- GIVEN TEXT:
New York Comic Con 2013 Wikia [LIVE] Presents: Learn from The Masters
by Crystalyn Hodgkins,
Eric Moro moderated the "Wikia [LIVE] Presents: Learn from The Masters" panel on Friday evening to a room that was about half full. Moro started the panel by introducing the guests (pictured at right, from left to right): Dark Horse Comics' president and founder Mike Richardson, Sin'Ichi Hiromoto (Hells Angels, Star Wars: Return of the Jedi, STONe), Masao Maruyama (co-founder of Madhouse and MAPPA producer), Kazuo Koike (manga creator of Lone Wolf and Cub), and Takashi Okazaki (Afro Samurai). Hiromoto, Maruyama, Koike, and Okazaki are a part of "The Masters of Animanga: A Wikia Collaborative Writing Project."
Moro then asked each of the "Masters" in turn a few questions before opening the panel up to a Q&A from the audience. Moro first mentioned to Koike that Lone Wolf and Cub is Dark Horse's highest-selling series, with more than 1.3 million copies sold. Moro asked Koike what he thought made the story so good, and Koike said that he thinks that part of the appeal is not just about the samurai, but this 3-year-old boy tagging along with him growing up. Koike said it makes him very happy knowing he has a lot of fans of his characters.

- EXTRACTED MATERIAL:
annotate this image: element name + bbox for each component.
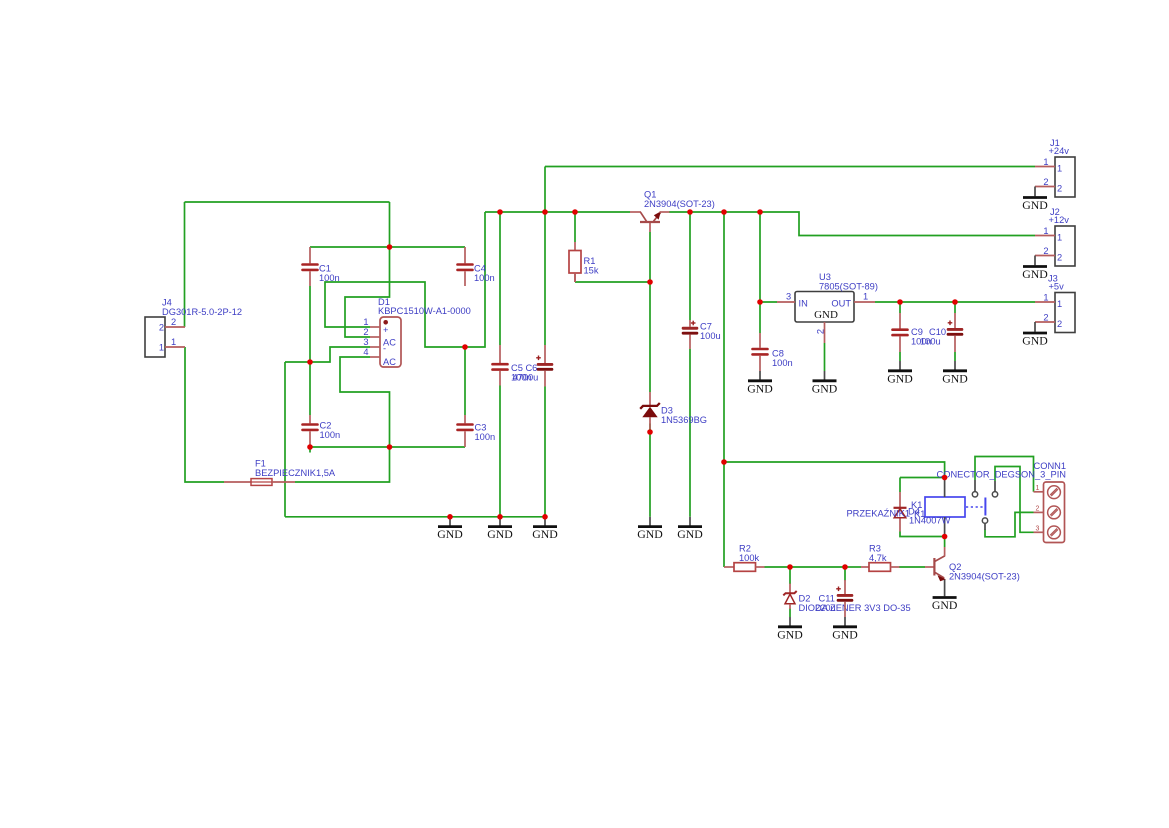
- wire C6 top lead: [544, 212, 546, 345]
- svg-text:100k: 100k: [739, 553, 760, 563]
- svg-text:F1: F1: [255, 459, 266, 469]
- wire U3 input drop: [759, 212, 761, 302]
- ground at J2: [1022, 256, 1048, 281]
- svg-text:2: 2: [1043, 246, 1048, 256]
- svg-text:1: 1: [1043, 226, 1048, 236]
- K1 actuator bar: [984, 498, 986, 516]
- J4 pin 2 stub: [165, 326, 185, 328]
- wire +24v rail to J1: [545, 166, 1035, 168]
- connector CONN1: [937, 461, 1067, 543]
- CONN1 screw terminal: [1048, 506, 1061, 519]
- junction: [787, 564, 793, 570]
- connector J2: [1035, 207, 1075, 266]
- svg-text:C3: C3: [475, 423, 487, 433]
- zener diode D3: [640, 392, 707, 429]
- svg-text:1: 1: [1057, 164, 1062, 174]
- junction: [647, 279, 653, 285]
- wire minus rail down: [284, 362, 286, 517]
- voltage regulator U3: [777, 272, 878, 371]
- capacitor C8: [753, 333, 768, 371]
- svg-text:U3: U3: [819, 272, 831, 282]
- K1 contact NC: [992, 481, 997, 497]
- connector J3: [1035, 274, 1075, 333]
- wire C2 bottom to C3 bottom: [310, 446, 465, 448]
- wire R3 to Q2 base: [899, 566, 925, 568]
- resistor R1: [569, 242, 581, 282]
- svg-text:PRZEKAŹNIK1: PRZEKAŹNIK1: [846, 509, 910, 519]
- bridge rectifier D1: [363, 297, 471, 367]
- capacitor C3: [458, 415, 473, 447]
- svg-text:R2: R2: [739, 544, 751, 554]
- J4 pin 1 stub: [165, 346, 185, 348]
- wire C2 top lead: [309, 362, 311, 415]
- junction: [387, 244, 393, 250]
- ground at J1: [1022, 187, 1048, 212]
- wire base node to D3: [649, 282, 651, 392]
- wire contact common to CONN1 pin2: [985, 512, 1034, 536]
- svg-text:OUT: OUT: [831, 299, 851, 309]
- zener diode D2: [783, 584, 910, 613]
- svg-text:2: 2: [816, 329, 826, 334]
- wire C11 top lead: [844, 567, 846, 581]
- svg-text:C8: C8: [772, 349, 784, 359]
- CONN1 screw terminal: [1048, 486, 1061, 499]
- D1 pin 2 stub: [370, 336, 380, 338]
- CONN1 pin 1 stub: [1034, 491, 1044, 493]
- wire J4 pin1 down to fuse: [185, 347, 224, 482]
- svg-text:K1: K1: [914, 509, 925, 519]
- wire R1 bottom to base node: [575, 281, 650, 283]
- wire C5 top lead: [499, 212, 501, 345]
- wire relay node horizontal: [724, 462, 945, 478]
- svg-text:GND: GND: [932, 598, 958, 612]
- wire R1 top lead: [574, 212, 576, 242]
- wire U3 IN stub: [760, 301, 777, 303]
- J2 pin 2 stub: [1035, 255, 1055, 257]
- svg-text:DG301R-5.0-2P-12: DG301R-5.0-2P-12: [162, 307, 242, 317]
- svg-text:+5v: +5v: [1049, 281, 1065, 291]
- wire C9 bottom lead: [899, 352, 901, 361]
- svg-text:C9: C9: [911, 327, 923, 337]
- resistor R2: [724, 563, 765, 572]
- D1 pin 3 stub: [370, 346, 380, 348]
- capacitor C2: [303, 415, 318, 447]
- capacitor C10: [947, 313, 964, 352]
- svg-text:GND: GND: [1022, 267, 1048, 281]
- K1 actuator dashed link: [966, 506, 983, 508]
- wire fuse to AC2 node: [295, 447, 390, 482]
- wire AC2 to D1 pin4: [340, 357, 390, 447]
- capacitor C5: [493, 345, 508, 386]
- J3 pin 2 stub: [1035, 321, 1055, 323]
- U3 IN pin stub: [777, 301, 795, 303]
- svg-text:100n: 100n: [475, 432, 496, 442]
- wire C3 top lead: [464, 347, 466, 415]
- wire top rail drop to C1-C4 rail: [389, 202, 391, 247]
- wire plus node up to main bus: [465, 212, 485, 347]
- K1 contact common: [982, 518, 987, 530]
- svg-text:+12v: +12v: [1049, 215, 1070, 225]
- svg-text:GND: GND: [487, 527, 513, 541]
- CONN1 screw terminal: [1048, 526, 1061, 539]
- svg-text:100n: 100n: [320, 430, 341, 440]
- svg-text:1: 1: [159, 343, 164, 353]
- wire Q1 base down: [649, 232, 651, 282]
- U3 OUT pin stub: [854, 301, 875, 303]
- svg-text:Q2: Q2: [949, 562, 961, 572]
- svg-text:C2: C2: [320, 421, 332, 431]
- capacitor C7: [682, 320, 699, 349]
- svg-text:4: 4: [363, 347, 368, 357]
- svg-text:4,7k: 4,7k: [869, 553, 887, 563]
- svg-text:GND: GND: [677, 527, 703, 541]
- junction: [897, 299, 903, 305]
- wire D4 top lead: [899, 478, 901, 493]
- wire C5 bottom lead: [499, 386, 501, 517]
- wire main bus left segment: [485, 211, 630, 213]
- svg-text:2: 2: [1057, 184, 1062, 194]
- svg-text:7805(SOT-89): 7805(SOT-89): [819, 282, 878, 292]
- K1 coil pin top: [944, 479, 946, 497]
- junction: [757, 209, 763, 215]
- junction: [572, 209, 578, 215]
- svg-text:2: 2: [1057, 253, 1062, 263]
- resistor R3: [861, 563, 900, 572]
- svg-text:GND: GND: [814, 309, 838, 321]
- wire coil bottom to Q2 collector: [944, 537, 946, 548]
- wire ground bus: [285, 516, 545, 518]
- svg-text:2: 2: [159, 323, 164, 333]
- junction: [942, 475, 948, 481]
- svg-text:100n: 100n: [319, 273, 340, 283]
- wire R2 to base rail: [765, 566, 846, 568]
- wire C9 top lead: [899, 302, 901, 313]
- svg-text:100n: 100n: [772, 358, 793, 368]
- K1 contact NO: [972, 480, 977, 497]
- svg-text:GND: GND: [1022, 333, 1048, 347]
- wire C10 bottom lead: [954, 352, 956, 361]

- LIST OF TASKS:
(1) Using the Comic Con panel report, answer each of the following on its own line:
(a) How full was the room for the panel?
(b) How many copies of Lone Wolf and Cub had been sold?
(c) How old is the boy who tags along with the samurai in Koike's story?
(2) Carry on the Comic Con panel report from its last sentence.

- RESPONSES BY TASK:
(1)
(a) About half full.
(b) More than 1.3 million.
(c) Three years old.

(2)
Moro asked Maruyama what were some of the greatest challenges he faced in his 40+ year career. Maruyama said that when started out, TV animation wasn't very popular in Japan, so when he started out every day was challenging because he was creating something that never existed.
Moro asked Okazaki if there was any Western work that influenced him, and Okazaki said he is influenced by everything around him; whatever he listens to and watches, he tries to incorporate those things into his works. For Afro Samurai, he was influenced by Lone Wolf and Cub, and Okazaki said to be sitting next to Koike at a panel is an unimaginable honor.
Moro then mentioned to Richardson that manga has come a long way since Dark Horse first published manga (the company's first manga title was a Godzilla title), and asked him to talk about the history and significance of manga. Richardson said that he was always interested in Japanese culture, and he spent a long time trying to get Lone Wolf and Cub. Richardson said that it was because Koike beat him at rounds of golf on two continents that he decided to let Dark Horse publish the manga. Richardson had started going to Japan in 1989, and when he went he would stand in bookstores and look for new titles. Richardson added that it was the late Toren Smith who was instrumental in growing Dark Horse's manga line.
Moro then asked Koike what he thinks is responsible for the rise of manga in the United States. Koike said that he thinks the road was paved by live-action period pieces for samurai manga, so Lone Wolf and Cub was one of the first samurai period manga in the United States, and it was popular among samurai aficionados. Koike also said he thinks the popularity of samurai manga in the U.S. is because of Dark Horse.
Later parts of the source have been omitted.